# Records for this exercise:
════════════════

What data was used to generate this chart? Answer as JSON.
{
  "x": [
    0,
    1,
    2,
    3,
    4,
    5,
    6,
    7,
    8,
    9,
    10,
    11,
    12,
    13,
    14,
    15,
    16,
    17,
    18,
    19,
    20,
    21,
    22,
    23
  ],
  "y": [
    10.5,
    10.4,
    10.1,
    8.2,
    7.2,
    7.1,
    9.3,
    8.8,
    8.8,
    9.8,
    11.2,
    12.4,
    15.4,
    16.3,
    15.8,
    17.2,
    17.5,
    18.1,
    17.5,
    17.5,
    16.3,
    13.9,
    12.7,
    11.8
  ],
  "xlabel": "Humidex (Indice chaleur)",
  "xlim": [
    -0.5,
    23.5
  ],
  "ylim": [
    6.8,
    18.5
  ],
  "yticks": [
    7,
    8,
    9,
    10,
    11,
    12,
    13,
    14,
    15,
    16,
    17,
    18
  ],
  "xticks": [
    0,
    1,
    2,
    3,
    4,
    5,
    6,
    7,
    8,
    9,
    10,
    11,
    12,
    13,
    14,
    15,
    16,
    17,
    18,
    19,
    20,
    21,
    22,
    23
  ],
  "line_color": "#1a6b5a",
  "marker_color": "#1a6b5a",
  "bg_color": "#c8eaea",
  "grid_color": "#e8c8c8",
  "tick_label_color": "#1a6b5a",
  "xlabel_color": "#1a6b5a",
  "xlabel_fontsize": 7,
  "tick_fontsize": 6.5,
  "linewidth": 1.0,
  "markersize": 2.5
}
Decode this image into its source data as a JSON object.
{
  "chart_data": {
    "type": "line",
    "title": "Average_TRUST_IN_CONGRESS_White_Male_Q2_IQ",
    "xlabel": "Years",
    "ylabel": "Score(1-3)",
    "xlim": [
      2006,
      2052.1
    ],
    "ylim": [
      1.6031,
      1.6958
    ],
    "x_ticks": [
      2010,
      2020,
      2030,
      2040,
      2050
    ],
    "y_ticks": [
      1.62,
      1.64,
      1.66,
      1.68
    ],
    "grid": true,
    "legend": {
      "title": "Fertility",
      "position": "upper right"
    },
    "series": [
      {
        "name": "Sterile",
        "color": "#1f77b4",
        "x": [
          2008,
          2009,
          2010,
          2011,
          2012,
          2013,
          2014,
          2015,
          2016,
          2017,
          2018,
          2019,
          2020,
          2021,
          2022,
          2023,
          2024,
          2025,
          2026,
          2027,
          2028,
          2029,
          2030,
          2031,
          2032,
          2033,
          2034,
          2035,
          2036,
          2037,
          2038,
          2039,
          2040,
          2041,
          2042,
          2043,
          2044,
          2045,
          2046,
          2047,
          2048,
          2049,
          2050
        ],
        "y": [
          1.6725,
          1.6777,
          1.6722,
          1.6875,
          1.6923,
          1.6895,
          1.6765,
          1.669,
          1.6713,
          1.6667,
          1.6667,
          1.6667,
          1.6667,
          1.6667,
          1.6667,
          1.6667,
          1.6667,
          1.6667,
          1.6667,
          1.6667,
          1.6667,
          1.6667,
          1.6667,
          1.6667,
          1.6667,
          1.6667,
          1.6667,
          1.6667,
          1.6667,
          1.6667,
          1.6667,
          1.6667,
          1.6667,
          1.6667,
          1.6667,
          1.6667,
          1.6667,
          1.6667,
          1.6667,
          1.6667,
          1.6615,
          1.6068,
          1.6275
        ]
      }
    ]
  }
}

════════════════

# Problem to work on:
Repeat the listing exactly, from its first line to its last.

# Output below:
What data was used to generate this chart? Answer as JSON.
{
  "x": [
    0,
    1,
    2,
    3,
    4,
    5,
    6,
    7,
    8,
    9,
    10,
    11,
    12,
    13,
    14,
    15,
    16,
    17,
    18,
    19,
    20,
    21,
    22,
    23
  ],
  "y": [
    10.5,
    10.4,
    10.1,
    8.2,
    7.2,
    7.1,
    9.3,
    8.8,
    8.8,
    9.8,
    11.2,
    12.4,
    15.4,
    16.3,
    15.8,
    17.2,
    17.5,
    18.1,
    17.5,
    17.5,
    16.3,
    13.9,
    12.7,
    11.8
  ],
  "xlabel": "Humidex (Indice chaleur)",
  "xlim": [
    -0.5,
    23.5
  ],
  "ylim": [
    6.8,
    18.5
  ],
  "yticks": [
    7,
    8,
    9,
    10,
    11,
    12,
    13,
    14,
    15,
    16,
    17,
    18
  ],
  "xticks": [
    0,
    1,
    2,
    3,
    4,
    5,
    6,
    7,
    8,
    9,
    10,
    11,
    12,
    13,
    14,
    15,
    16,
    17,
    18,
    19,
    20,
    21,
    22,
    23
  ],
  "line_color": "#1a6b5a",
  "marker_color": "#1a6b5a",
  "bg_color": "#c8eaea",
  "grid_color": "#e8c8c8",
  "tick_label_color": "#1a6b5a",
  "xlabel_color": "#1a6b5a",
  "xlabel_fontsize": 7,
  "tick_fontsize": 6.5,
  "linewidth": 1.0,
  "markersize": 2.5
}
Decode this image into its source data as a JSON object.
{
  "chart_data": {
    "type": "line",
    "title": "Average_TRUST_IN_CONGRESS_White_Male_Q2_IQ",
    "xlabel": "Years",
    "ylabel": "Score(1-3)",
    "xlim": [
      2006,
      2052.1
    ],
    "ylim": [
      1.6031,
      1.6958
    ],
    "x_ticks": [
      2010,
      2020,
      2030,
      2040,
      2050
    ],
    "y_ticks": [
      1.62,
      1.64,
      1.66,
      1.68
    ],
    "grid": true,
    "legend": {
      "title": "Fertility",
      "position": "upper right"
    },
    "series": [
      {
        "name": "Sterile",
        "color": "#1f77b4",
        "x": [
          2008,
          2009,
          2010,
          2011,
          2012,
          2013,
          2014,
          2015,
          2016,
          2017,
          2018,
          2019,
          2020,
          2021,
          2022,
          2023,
          2024,
          2025,
          2026,
          2027,
          2028,
          2029,
          2030,
          2031,
          2032,
          2033,
          2034,
          2035,
          2036,
          2037,
          2038,
          2039,
          2040,
          2041,
          2042,
          2043,
          2044,
          2045,
          2046,
          2047,
          2048,
          2049,
          2050
        ],
        "y": [
          1.6725,
          1.6777,
          1.6722,
          1.6875,
          1.6923,
          1.6895,
          1.6765,
          1.669,
          1.6713,
          1.6667,
          1.6667,
          1.6667,
          1.6667,
          1.6667,
          1.6667,
          1.6667,
          1.6667,
          1.6667,
          1.6667,
          1.6667,
          1.6667,
          1.6667,
          1.6667,
          1.6667,
          1.6667,
          1.6667,
          1.6667,
          1.6667,
          1.6667,
          1.6667,
          1.6667,
          1.6667,
          1.6667,
          1.6667,
          1.6667,
          1.6667,
          1.6667,
          1.6667,
          1.6667,
          1.6667,
          1.6615,
          1.6068,
          1.6275
        ]
      }
    ]
  }
}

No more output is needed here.